--- Begin Data shown ---

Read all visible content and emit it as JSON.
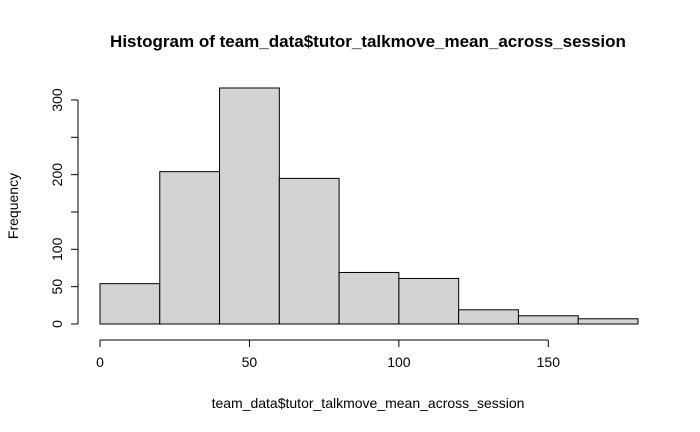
{
  "chart_data": {
    "type": "bar",
    "title": "Histogram of team_data$tutor_talkmove_mean_across_session",
    "xlabel": "team_data$tutor_talkmove_mean_across_session",
    "ylabel": "Frequency",
    "bins": [
      {
        "start": 0,
        "end": 20,
        "value": 54
      },
      {
        "start": 20,
        "end": 40,
        "value": 204
      },
      {
        "start": 40,
        "end": 60,
        "value": 316
      },
      {
        "start": 60,
        "end": 80,
        "value": 195
      },
      {
        "start": 80,
        "end": 100,
        "value": 69
      },
      {
        "start": 100,
        "end": 120,
        "value": 61
      },
      {
        "start": 120,
        "end": 140,
        "value": 19
      },
      {
        "start": 140,
        "end": 160,
        "value": 11
      },
      {
        "start": 160,
        "end": 180,
        "value": 7
      }
    ],
    "xlim": [
      0,
      180
    ],
    "ylim": [
      0,
      316
    ],
    "x_ticks": [
      0,
      50,
      100,
      150
    ],
    "y_ticks": [
      0,
      50,
      100,
      200,
      300
    ],
    "y_tick_marks": [
      0,
      50,
      100,
      150,
      200,
      250,
      300
    ],
    "bar_color": "#d3d3d3",
    "grid": false,
    "legend": "none"
  }
}
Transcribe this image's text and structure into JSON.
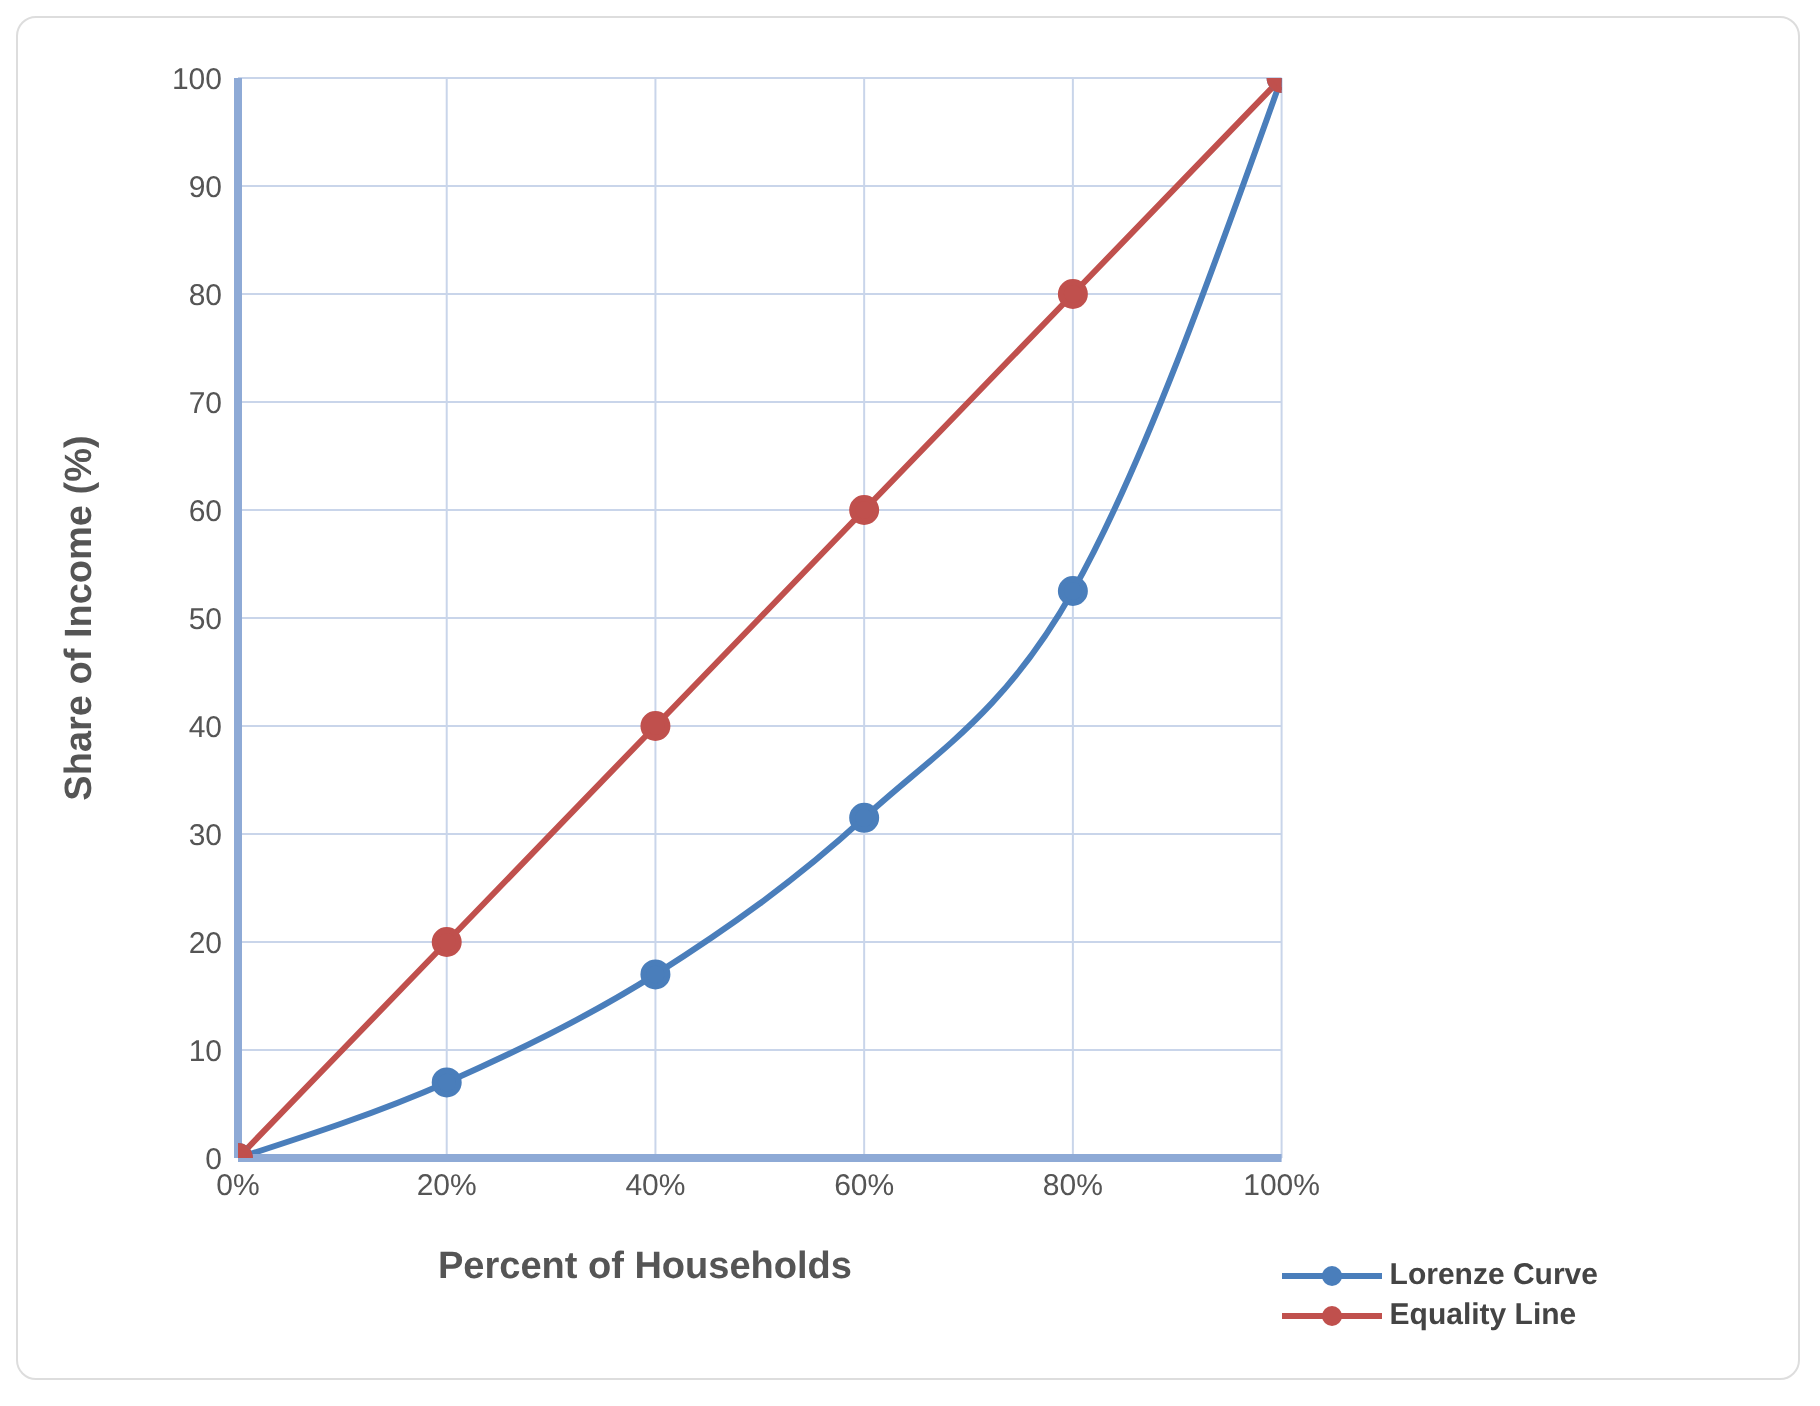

--- End Data shown ---

**Problem:**
Report only the number of lines in the listing that contain the word "start".

**Problem solution:**
9